§ WHAT YOU ARE ASKED TO DO: If a line in the data has the string "upward", please show it.

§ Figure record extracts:
*** Begin section ***
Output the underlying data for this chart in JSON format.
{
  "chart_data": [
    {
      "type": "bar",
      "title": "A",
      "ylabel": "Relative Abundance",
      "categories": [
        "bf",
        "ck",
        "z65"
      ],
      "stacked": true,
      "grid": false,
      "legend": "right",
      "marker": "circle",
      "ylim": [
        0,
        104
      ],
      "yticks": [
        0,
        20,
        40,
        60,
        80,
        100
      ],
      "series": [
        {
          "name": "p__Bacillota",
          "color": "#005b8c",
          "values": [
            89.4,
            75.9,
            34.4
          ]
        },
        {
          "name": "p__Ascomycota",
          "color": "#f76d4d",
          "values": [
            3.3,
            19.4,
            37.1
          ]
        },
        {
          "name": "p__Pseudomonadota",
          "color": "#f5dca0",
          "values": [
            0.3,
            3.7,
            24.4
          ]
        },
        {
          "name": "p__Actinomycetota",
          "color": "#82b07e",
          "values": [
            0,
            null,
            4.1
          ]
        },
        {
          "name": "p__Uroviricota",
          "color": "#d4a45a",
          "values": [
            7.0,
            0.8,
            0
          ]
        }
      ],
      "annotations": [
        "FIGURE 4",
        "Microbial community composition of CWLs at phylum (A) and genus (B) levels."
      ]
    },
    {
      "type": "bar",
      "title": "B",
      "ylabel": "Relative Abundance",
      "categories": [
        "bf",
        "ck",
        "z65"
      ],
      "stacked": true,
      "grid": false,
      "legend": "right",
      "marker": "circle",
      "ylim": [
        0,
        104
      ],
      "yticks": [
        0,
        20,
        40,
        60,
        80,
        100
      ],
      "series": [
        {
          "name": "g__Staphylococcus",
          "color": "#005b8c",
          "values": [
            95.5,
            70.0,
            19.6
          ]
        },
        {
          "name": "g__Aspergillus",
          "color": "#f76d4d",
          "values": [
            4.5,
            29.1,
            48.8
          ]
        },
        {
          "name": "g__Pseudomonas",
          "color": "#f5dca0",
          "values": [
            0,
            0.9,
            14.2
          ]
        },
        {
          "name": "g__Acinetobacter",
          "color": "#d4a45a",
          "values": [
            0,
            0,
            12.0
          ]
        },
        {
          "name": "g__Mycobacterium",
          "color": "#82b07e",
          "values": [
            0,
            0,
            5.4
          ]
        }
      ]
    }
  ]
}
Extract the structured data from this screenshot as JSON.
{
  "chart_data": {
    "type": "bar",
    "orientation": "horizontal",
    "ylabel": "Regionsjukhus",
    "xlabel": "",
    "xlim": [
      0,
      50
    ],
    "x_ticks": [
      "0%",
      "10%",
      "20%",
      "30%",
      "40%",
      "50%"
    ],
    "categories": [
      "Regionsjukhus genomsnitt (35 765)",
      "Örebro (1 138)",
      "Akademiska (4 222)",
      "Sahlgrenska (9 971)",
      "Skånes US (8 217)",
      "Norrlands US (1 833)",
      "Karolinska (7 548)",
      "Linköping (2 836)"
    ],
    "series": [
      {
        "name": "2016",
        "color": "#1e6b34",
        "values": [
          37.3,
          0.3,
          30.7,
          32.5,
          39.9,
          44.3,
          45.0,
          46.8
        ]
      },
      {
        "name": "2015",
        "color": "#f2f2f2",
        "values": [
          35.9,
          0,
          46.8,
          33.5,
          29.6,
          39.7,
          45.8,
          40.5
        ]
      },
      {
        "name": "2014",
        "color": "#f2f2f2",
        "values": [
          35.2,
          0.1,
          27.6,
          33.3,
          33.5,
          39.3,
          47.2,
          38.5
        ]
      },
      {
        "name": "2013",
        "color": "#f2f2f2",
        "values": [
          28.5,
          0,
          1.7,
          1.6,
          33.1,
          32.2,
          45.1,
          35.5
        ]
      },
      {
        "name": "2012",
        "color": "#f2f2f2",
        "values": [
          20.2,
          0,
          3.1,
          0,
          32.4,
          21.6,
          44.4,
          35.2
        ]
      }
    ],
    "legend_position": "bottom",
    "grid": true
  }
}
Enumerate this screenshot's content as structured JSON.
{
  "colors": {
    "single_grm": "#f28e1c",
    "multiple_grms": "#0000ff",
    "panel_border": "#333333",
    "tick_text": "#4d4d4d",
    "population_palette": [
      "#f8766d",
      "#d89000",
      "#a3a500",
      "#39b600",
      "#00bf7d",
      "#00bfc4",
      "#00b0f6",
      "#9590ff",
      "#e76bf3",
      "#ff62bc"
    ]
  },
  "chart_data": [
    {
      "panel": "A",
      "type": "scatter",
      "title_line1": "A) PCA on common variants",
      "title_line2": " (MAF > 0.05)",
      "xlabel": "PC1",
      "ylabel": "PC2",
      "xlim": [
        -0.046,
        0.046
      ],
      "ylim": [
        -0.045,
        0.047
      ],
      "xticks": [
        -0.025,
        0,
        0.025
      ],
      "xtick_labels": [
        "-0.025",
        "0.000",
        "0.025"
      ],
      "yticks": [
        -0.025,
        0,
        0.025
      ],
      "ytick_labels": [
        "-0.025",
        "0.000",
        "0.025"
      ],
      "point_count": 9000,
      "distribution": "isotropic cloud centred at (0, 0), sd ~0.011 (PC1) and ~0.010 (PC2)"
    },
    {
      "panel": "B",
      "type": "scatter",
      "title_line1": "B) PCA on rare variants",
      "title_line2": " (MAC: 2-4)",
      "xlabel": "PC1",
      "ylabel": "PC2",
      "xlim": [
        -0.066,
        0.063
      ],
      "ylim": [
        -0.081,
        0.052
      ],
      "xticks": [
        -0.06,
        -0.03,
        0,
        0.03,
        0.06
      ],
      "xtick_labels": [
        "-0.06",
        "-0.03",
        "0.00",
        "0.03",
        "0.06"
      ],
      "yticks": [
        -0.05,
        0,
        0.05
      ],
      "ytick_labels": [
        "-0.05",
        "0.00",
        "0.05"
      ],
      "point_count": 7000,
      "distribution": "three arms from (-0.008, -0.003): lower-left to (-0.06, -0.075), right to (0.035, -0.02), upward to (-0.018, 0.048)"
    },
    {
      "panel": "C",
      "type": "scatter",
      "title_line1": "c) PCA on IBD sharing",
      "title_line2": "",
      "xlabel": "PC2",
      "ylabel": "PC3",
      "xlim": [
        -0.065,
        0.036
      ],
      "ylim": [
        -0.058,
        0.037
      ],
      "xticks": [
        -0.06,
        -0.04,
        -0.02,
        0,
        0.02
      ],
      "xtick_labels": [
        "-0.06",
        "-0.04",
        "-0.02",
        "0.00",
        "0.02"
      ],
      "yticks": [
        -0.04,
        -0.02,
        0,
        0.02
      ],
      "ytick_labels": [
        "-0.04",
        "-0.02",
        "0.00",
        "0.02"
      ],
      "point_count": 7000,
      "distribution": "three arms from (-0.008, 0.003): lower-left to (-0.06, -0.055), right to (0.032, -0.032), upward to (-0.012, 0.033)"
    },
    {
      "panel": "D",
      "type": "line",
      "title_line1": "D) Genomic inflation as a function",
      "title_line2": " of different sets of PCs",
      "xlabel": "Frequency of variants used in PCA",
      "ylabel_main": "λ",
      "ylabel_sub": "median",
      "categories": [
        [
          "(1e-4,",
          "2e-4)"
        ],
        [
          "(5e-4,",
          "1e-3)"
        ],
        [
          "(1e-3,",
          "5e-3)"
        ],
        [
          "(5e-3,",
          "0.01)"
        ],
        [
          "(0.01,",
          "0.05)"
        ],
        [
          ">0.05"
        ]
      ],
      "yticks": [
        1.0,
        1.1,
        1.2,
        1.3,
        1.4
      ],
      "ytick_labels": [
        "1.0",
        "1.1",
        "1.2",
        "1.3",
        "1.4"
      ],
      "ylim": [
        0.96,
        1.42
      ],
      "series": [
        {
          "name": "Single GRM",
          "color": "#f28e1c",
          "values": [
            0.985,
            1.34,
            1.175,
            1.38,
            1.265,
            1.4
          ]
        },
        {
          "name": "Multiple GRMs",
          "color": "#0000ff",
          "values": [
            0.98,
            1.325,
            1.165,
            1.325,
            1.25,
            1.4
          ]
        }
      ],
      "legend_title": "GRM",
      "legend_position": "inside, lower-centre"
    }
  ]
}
*** End section ***
§ TASK RESPONSE:
      "distribution": "three arms from (-0.008, -0.003): lower-left to (-0.06, -0.075), right to (0.035, -0.02), upward to (-0.018, 0.048)"
      "distribution": "three arms from (-0.008, 0.003): lower-left to (-0.06, -0.055), right to (0.032, -0.032), upward to (-0.012, 0.033)"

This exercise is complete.